##### Material provided #####

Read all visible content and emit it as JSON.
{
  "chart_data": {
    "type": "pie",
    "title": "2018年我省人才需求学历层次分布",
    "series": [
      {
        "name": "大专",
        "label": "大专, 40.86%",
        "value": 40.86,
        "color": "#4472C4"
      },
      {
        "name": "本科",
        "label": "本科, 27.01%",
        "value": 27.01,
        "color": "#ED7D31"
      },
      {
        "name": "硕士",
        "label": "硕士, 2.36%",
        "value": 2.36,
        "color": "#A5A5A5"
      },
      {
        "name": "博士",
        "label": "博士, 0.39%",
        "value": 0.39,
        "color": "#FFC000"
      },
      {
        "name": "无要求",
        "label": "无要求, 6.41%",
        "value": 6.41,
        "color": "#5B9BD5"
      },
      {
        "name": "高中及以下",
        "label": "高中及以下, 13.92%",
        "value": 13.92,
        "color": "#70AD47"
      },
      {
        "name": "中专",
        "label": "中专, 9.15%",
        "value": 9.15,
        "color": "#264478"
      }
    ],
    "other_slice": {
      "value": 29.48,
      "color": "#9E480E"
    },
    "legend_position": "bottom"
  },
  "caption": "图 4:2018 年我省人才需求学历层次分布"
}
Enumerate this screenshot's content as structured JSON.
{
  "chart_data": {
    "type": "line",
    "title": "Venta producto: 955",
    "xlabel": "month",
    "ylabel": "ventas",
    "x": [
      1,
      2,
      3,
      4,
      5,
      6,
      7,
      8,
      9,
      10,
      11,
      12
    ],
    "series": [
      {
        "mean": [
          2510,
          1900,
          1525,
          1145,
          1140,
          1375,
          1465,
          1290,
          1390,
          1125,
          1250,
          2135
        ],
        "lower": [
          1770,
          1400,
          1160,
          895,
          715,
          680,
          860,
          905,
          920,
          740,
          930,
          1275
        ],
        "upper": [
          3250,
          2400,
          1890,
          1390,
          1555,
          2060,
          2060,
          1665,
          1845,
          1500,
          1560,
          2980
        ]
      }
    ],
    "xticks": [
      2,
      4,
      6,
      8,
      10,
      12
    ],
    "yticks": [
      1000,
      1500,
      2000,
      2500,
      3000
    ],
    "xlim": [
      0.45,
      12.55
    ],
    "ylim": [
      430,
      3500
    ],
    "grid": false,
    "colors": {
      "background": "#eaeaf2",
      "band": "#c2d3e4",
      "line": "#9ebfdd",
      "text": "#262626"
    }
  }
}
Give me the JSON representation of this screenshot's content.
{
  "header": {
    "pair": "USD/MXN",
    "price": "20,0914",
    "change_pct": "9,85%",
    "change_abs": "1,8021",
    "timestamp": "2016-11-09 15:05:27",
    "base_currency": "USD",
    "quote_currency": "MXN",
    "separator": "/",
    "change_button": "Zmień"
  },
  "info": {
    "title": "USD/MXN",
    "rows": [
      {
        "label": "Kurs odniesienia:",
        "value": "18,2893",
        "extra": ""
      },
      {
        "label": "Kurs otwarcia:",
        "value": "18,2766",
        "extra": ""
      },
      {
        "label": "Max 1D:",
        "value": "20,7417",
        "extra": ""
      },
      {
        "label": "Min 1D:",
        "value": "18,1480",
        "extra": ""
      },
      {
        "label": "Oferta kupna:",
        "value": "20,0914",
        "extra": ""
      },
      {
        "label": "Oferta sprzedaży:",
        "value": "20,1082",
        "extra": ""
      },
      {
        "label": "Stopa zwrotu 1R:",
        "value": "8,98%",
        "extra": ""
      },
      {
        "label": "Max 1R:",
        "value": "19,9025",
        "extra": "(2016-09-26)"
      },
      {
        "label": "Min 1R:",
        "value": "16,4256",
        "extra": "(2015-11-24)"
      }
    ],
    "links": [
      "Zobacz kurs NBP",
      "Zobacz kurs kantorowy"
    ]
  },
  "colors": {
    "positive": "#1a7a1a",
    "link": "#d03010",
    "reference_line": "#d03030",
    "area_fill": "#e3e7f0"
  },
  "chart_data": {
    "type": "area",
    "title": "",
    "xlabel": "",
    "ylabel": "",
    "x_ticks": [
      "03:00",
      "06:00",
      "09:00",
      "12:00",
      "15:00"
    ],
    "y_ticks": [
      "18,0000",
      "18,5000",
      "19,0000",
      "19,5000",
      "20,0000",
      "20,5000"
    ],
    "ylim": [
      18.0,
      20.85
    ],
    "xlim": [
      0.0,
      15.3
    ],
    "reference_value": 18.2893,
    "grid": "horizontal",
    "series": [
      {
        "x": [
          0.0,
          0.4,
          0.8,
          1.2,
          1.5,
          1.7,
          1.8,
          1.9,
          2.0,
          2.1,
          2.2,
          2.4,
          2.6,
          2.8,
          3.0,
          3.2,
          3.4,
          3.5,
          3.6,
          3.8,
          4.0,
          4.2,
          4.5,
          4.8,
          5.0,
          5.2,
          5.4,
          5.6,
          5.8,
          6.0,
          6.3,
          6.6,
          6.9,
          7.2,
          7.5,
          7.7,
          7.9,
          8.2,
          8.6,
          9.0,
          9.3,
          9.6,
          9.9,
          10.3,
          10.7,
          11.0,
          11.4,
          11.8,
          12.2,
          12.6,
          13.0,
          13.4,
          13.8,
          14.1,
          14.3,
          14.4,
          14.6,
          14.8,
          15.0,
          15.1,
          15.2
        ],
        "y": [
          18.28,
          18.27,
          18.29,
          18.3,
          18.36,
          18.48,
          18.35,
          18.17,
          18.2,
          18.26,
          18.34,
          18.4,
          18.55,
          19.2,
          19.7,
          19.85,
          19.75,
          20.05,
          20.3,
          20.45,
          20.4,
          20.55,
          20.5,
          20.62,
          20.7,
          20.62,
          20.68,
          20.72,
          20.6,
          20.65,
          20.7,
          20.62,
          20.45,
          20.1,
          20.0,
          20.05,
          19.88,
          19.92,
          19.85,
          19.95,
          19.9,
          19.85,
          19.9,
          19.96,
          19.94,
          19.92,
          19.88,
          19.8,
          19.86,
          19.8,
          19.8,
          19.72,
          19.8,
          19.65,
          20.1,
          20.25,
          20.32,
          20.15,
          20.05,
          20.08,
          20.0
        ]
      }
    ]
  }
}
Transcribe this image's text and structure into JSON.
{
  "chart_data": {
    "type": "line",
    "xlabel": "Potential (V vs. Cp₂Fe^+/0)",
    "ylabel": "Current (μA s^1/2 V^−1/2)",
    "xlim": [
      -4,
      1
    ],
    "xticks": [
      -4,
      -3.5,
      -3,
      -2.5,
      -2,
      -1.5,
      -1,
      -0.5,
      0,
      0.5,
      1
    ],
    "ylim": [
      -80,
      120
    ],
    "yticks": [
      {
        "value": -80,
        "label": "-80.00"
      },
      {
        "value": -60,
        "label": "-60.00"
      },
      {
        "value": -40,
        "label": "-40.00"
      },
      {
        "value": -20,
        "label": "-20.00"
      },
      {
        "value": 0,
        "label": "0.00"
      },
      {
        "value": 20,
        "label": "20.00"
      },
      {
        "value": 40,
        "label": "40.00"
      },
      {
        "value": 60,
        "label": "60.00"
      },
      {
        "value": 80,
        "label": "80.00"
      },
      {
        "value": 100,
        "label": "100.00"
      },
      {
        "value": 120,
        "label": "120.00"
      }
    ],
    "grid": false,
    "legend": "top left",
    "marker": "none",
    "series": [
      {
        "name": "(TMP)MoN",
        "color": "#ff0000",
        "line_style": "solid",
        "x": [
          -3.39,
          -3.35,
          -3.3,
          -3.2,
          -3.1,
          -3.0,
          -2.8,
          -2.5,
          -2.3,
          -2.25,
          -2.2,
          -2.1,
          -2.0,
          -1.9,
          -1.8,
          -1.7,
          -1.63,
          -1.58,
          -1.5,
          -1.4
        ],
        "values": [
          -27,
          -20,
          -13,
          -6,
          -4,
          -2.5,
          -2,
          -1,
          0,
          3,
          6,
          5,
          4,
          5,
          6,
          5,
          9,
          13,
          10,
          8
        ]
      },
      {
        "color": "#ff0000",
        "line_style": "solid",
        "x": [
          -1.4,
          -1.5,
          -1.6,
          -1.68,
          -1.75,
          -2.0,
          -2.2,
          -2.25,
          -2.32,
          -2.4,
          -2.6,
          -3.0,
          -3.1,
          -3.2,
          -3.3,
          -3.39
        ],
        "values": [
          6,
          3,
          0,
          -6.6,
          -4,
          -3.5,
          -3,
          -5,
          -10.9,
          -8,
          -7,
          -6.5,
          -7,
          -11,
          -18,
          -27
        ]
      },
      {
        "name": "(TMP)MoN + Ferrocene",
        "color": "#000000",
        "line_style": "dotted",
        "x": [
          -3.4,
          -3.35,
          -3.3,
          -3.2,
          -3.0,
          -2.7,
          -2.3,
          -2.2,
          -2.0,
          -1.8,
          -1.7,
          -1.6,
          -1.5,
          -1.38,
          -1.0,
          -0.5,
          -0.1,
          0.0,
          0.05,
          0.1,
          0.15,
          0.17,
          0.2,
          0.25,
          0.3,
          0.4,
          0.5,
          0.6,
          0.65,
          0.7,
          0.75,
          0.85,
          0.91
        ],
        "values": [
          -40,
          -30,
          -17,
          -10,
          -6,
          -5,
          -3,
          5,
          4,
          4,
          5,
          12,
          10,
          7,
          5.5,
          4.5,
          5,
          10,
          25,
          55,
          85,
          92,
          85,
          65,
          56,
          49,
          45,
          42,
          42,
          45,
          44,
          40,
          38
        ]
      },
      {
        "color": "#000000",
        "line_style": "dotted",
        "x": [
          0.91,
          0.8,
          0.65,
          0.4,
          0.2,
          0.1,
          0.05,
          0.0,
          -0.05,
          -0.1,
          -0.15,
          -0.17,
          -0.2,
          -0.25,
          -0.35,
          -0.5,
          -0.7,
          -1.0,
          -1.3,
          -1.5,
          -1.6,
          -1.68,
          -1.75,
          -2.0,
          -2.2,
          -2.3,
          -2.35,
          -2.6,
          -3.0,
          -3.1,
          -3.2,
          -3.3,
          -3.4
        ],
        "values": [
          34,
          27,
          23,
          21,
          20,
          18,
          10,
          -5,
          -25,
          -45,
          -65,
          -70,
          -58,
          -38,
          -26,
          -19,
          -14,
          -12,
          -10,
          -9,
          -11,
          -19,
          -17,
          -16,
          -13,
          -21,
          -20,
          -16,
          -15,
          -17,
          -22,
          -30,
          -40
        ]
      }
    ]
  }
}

#####

● What to work on
Gather each line of the listing that holds the string "content".

● Output below
Read all visible content and emit it as JSON.
Enumerate this screenshot's content as structured JSON.
Give me the JSON representation of this screenshot's content.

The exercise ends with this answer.